> _RECORDS SHOWN_

--- Start ---

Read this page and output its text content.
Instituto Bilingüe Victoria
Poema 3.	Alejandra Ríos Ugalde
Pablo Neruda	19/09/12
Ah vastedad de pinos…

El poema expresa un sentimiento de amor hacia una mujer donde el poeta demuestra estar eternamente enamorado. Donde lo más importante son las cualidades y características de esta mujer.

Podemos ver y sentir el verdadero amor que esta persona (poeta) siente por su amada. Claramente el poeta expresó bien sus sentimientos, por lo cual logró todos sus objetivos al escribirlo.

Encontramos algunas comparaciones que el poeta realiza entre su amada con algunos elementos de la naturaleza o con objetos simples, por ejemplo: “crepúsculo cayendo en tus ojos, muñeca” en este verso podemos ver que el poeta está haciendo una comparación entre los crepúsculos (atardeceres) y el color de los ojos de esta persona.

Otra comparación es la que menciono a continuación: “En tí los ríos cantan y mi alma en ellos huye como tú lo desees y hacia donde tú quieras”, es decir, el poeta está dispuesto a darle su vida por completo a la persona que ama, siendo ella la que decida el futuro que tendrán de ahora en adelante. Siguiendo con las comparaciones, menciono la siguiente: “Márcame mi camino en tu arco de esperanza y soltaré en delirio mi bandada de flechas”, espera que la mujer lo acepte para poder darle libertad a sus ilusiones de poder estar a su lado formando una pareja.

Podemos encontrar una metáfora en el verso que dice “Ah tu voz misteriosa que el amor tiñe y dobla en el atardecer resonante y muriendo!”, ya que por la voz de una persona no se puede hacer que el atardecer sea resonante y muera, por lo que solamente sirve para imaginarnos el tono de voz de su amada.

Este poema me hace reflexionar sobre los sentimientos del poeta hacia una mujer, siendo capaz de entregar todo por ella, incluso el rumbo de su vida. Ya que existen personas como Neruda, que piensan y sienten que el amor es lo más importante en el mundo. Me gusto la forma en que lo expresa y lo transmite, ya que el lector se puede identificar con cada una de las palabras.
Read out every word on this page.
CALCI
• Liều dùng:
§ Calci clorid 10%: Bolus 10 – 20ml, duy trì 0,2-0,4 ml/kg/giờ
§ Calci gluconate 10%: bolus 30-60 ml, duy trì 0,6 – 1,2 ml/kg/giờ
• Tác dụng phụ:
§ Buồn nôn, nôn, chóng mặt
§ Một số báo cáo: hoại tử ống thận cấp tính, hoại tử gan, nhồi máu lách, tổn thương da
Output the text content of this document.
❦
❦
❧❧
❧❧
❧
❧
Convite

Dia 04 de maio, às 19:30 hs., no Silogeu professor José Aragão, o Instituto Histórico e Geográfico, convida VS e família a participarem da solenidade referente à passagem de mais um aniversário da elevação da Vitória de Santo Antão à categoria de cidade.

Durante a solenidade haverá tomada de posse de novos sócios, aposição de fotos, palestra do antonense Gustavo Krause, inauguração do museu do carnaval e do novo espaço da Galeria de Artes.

--- End ---

> _GOAL OF THE EXERCISE_
All of the entries above need to be reproduced exactly.

> _OUTPUT OF THE EXERCISE_
Read this page and output its text content.
Instituto Bilingüe Victoria
Poema 3.	Alejandra Ríos Ugalde
Pablo Neruda	19/09/12
Ah vastedad de pinos…

El poema expresa un sentimiento de amor hacia una mujer donde el poeta demuestra estar eternamente enamorado. Donde lo más importante son las cualidades y características de esta mujer.

Podemos ver y sentir el verdadero amor que esta persona (poeta) siente por su amada. Claramente el poeta expresó bien sus sentimientos, por lo cual logró todos sus objetivos al escribirlo.

Encontramos algunas comparaciones que el poeta realiza entre su amada con algunos elementos de la naturaleza o con objetos simples, por ejemplo: “crepúsculo cayendo en tus ojos, muñeca” en este verso podemos ver que el poeta está haciendo una comparación entre los crepúsculos (atardeceres) y el color de los ojos de esta persona.

Otra comparación es la que menciono a continuación: “En tí los ríos cantan y mi alma en ellos huye como tú lo desees y hacia donde tú quieras”, es decir, el poeta está dispuesto a darle su vida por completo a la persona que ama, siendo ella la que decida el futuro que tendrán de ahora en adelante. Siguiendo con las comparaciones, menciono la siguiente: “Márcame mi camino en tu arco de esperanza y soltaré en delirio mi bandada de flechas”, espera que la mujer lo acepte para poder darle libertad a sus ilusiones de poder estar a su lado formando una pareja.

Podemos encontrar una metáfora en el verso que dice “Ah tu voz misteriosa que el amor tiñe y dobla en el atardecer resonante y muriendo!”, ya que por la voz de una persona no se puede hacer que el atardecer sea resonante y muera, por lo que solamente sirve para imaginarnos el tono de voz de su amada.

Este poema me hace reflexionar sobre los sentimientos del poeta hacia una mujer, siendo capaz de entregar todo por ella, incluso el rumbo de su vida. Ya que existen personas como Neruda, que piensan y sienten que el amor es lo más importante en el mundo. Me gusto la forma en que lo expresa y lo transmite, ya que el lector se puede identificar con cada una de las palabras.
Read out every word on this page.
CALCI
• Liều dùng:
§ Calci clorid 10%: Bolus 10 – 20ml, duy trì 0,2-0,4 ml/kg/giờ
§ Calci gluconate 10%: bolus 30-60 ml, duy trì 0,6 – 1,2 ml/kg/giờ
• Tác dụng phụ:
§ Buồn nôn, nôn, chóng mặt
§ Một số báo cáo: hoại tử ống thận cấp tính, hoại tử gan, nhồi máu lách, tổn thương da
Output the text content of this document.
❦
❦
❧❧
❧❧
❧
❧
Convite

Dia 04 de maio, às 19:30 hs., no Silogeu professor José Aragão, o Instituto Histórico e Geográfico, convida VS e família a participarem da solenidade referente à passagem de mais um aniversário da elevação da Vitória de Santo Antão à categoria de cidade.

Durante a solenidade haverá tomada de posse de novos sócios, aposição de fotos, palestra do antonense Gustavo Krause, inauguração do museu do carnaval e do novo espaço da Galeria de Artes.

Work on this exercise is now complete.